OBJECTIVE ▸
In the records below, change every "toolbar-separator" to "toolbar-divider". Leave everything else in the lines as it is.

Dataset items ▸

▼

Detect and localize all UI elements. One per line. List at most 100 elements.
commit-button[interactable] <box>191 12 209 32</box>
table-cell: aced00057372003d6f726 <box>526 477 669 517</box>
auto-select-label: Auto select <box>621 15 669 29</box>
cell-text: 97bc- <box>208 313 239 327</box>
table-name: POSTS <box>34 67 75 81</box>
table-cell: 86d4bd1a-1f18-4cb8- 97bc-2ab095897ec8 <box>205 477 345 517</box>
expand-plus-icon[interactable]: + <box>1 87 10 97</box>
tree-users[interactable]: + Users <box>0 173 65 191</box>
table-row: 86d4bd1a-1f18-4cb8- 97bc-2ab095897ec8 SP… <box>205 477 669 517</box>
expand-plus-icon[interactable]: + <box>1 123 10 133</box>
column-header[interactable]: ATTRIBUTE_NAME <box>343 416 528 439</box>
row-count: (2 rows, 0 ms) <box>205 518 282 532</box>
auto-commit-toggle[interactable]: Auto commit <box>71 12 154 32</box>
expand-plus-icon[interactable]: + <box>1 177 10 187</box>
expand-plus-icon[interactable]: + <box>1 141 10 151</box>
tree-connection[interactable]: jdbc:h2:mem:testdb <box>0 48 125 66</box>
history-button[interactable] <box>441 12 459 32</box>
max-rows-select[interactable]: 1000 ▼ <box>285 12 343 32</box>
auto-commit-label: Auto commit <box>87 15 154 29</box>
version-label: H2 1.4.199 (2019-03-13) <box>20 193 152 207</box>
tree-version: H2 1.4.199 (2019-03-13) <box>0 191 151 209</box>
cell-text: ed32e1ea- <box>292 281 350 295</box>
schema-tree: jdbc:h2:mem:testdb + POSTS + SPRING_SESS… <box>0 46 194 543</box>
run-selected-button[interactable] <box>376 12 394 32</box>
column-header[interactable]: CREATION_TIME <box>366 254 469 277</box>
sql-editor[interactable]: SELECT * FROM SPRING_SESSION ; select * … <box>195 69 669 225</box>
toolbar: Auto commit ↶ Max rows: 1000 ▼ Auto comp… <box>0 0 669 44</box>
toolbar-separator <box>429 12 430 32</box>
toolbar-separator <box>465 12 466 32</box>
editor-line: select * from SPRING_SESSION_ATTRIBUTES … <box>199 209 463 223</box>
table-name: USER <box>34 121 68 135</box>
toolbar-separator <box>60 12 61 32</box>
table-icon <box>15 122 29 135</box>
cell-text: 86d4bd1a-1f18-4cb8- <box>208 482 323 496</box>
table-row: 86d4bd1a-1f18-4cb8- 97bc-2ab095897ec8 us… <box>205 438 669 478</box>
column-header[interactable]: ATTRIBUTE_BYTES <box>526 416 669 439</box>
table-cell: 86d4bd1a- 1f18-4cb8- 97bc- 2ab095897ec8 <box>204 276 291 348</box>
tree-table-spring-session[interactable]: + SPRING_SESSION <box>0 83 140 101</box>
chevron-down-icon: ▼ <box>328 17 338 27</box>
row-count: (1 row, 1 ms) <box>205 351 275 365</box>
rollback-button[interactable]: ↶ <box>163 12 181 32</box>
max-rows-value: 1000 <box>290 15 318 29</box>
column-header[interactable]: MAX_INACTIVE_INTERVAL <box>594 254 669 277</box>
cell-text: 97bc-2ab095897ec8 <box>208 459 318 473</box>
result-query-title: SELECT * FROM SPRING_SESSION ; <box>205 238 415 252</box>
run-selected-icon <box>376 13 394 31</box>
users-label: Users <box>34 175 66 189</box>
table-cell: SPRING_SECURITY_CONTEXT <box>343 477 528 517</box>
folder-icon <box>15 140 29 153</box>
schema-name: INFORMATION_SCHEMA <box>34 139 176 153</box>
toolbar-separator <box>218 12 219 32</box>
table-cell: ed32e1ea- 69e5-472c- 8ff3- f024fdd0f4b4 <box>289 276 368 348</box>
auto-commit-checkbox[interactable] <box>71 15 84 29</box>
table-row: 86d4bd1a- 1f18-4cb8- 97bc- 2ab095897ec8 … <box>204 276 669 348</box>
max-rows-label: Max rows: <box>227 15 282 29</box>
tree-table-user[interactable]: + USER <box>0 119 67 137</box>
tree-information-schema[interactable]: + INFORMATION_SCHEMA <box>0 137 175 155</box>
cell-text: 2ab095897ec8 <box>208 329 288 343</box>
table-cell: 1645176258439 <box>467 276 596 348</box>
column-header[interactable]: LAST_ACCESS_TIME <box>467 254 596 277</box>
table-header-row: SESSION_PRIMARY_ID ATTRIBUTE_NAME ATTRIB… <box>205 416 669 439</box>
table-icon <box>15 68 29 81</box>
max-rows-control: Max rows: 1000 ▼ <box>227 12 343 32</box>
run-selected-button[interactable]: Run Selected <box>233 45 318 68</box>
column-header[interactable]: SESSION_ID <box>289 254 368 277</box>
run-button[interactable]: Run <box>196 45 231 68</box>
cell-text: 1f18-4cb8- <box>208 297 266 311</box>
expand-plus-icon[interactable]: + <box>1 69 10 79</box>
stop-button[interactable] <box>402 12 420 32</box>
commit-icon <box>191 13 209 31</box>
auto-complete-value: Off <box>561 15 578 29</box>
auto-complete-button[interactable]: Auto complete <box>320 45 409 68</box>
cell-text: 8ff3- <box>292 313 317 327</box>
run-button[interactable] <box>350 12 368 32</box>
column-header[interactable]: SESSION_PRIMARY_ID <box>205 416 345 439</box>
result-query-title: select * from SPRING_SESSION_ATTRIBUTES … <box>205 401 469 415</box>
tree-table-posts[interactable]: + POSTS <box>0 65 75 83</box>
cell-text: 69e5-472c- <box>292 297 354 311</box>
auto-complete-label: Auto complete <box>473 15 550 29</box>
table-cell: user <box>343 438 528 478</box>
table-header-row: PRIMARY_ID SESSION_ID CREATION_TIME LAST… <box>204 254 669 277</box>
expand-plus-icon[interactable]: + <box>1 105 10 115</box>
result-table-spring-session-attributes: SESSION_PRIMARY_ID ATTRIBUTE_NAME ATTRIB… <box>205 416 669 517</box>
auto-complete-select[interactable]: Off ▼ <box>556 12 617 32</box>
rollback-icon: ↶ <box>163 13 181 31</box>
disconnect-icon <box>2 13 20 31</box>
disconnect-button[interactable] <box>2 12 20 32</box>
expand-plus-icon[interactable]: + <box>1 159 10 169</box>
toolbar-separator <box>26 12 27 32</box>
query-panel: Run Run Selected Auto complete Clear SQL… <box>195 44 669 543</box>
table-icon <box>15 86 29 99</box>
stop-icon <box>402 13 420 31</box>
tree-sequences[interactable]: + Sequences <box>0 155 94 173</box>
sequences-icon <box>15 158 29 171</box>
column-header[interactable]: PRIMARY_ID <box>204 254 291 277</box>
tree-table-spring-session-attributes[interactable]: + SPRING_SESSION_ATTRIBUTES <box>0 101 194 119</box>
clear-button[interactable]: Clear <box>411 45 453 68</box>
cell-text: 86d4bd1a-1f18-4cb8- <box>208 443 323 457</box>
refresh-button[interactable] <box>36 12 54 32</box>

▲

WRITTEN SOLUTION ▸
Detect and localize all UI elements. One per line. List at most 100 elements.
commit-button[interactable] <box>191 12 209 32</box>
table-cell: aced00057372003d6f726 <box>526 477 669 517</box>
auto-select-label: Auto select <box>621 15 669 29</box>
cell-text: 97bc- <box>208 313 239 327</box>
table-name: POSTS <box>34 67 75 81</box>
table-cell: 86d4bd1a-1f18-4cb8- 97bc-2ab095897ec8 <box>205 477 345 517</box>
expand-plus-icon[interactable]: + <box>1 87 10 97</box>
tree-users[interactable]: + Users <box>0 173 65 191</box>
table-row: 86d4bd1a-1f18-4cb8- 97bc-2ab095897ec8 SP… <box>205 477 669 517</box>
expand-plus-icon[interactable]: + <box>1 123 10 133</box>
column-header[interactable]: ATTRIBUTE_NAME <box>343 416 528 439</box>
row-count: (2 rows, 0 ms) <box>205 518 282 532</box>
auto-commit-toggle[interactable]: Auto commit <box>71 12 154 32</box>
expand-plus-icon[interactable]: + <box>1 177 10 187</box>
expand-plus-icon[interactable]: + <box>1 141 10 151</box>
tree-connection[interactable]: jdbc:h2:mem:testdb <box>0 48 125 66</box>
history-button[interactable] <box>441 12 459 32</box>
max-rows-select[interactable]: 1000 ▼ <box>285 12 343 32</box>
auto-commit-label: Auto commit <box>87 15 154 29</box>
version-label: H2 1.4.199 (2019-03-13) <box>20 193 152 207</box>
tree-version: H2 1.4.199 (2019-03-13) <box>0 191 151 209</box>
cell-text: ed32e1ea- <box>292 281 350 295</box>
schema-tree: jdbc:h2:mem:testdb + POSTS + SPRING_SESS… <box>0 46 194 543</box>
run-selected-button[interactable] <box>376 12 394 32</box>
column-header[interactable]: CREATION_TIME <box>366 254 469 277</box>
sql-editor[interactable]: SELECT * FROM SPRING_SESSION ; select * … <box>195 69 669 225</box>
toolbar: Auto commit ↶ Max rows: 1000 ▼ Auto comp… <box>0 0 669 44</box>
toolbar-divider <box>429 12 430 32</box>
toolbar-divider <box>465 12 466 32</box>
editor-line: select * from SPRING_SESSION_ATTRIBUTES … <box>199 209 463 223</box>
table-name: USER <box>34 121 68 135</box>
toolbar-divider <box>60 12 61 32</box>
table-icon <box>15 122 29 135</box>
cell-text: 86d4bd1a-1f18-4cb8- <box>208 482 323 496</box>
table-row: 86d4bd1a-1f18-4cb8- 97bc-2ab095897ec8 us… <box>205 438 669 478</box>
column-header[interactable]: ATTRIBUTE_BYTES <box>526 416 669 439</box>
table-cell: 86d4bd1a- 1f18-4cb8- 97bc- 2ab095897ec8 <box>204 276 291 348</box>
tree-table-spring-session[interactable]: + SPRING_SESSION <box>0 83 140 101</box>
chevron-down-icon: ▼ <box>328 17 338 27</box>
row-count: (1 row, 1 ms) <box>205 351 275 365</box>
rollback-button[interactable]: ↶ <box>163 12 181 32</box>
max-rows-value: 1000 <box>290 15 318 29</box>
column-header[interactable]: MAX_INACTIVE_INTERVAL <box>594 254 669 277</box>
cell-text: 97bc-2ab095897ec8 <box>208 459 318 473</box>
result-query-title: SELECT * FROM SPRING_SESSION ; <box>205 238 415 252</box>
run-selected-icon <box>376 13 394 31</box>
users-label: Users <box>34 175 66 189</box>
table-cell: SPRING_SECURITY_CONTEXT <box>343 477 528 517</box>
folder-icon <box>15 140 29 153</box>
schema-name: INFORMATION_SCHEMA <box>34 139 176 153</box>
toolbar-divider <box>218 12 219 32</box>
table-cell: ed32e1ea- 69e5-472c- 8ff3- f024fdd0f4b4 <box>289 276 368 348</box>
auto-commit-checkbox[interactable] <box>71 15 84 29</box>
table-row: 86d4bd1a- 1f18-4cb8- 97bc- 2ab095897ec8 … <box>204 276 669 348</box>
max-rows-label: Max rows: <box>227 15 282 29</box>
tree-table-user[interactable]: + USER <box>0 119 67 137</box>
tree-information-schema[interactable]: + INFORMATION_SCHEMA <box>0 137 175 155</box>
cell-text: 2ab095897ec8 <box>208 329 288 343</box>
table-cell: 1645176258439 <box>467 276 596 348</box>
column-header[interactable]: LAST_ACCESS_TIME <box>467 254 596 277</box>
table-header-row: SESSION_PRIMARY_ID ATTRIBUTE_NAME ATTRIB… <box>205 416 669 439</box>
table-icon <box>15 68 29 81</box>
max-rows-control: Max rows: 1000 ▼ <box>227 12 343 32</box>
run-selected-button[interactable]: Run Selected <box>233 45 318 68</box>
column-header[interactable]: SESSION_ID <box>289 254 368 277</box>
run-button[interactable]: Run <box>196 45 231 68</box>
cell-text: 1f18-4cb8- <box>208 297 266 311</box>
expand-plus-icon[interactable]: + <box>1 69 10 79</box>
stop-button[interactable] <box>402 12 420 32</box>
commit-icon <box>191 13 209 31</box>
auto-complete-value: Off <box>561 15 578 29</box>
auto-complete-button[interactable]: Auto complete <box>320 45 409 68</box>
cell-text: 8ff3- <box>292 313 317 327</box>
run-button[interactable] <box>350 12 368 32</box>
column-header[interactable]: SESSION_PRIMARY_ID <box>205 416 345 439</box>
result-query-title: select * from SPRING_SESSION_ATTRIBUTES … <box>205 401 469 415</box>
tree-table-posts[interactable]: + POSTS <box>0 65 75 83</box>
cell-text: 69e5-472c- <box>292 297 354 311</box>
auto-complete-label: Auto complete <box>473 15 550 29</box>
table-cell: user <box>343 438 528 478</box>
table-header-row: PRIMARY_ID SESSION_ID CREATION_TIME LAST… <box>204 254 669 277</box>
expand-plus-icon[interactable]: + <box>1 105 10 115</box>
result-table-spring-session-attributes: SESSION_PRIMARY_ID ATTRIBUTE_NAME ATTRIB… <box>205 416 669 517</box>
auto-complete-select[interactable]: Off ▼ <box>556 12 617 32</box>
rollback-icon: ↶ <box>163 13 181 31</box>
disconnect-icon <box>2 13 20 31</box>
disconnect-button[interactable] <box>2 12 20 32</box>
expand-plus-icon[interactable]: + <box>1 159 10 169</box>
toolbar-divider <box>26 12 27 32</box>
query-panel: Run Run Selected Auto complete Clear SQL… <box>195 44 669 543</box>
table-icon <box>15 86 29 99</box>
stop-icon <box>402 13 420 31</box>
tree-sequences[interactable]: + Sequences <box>0 155 94 173</box>
sequences-icon <box>15 158 29 171</box>
column-header[interactable]: PRIMARY_ID <box>204 254 291 277</box>
tree-table-spring-session-attributes[interactable]: + SPRING_SESSION_ATTRIBUTES <box>0 101 194 119</box>
clear-button[interactable]: Clear <box>411 45 453 68</box>
cell-text: 86d4bd1a-1f18-4cb8- <box>208 443 323 457</box>
refresh-button[interactable] <box>36 12 54 32</box>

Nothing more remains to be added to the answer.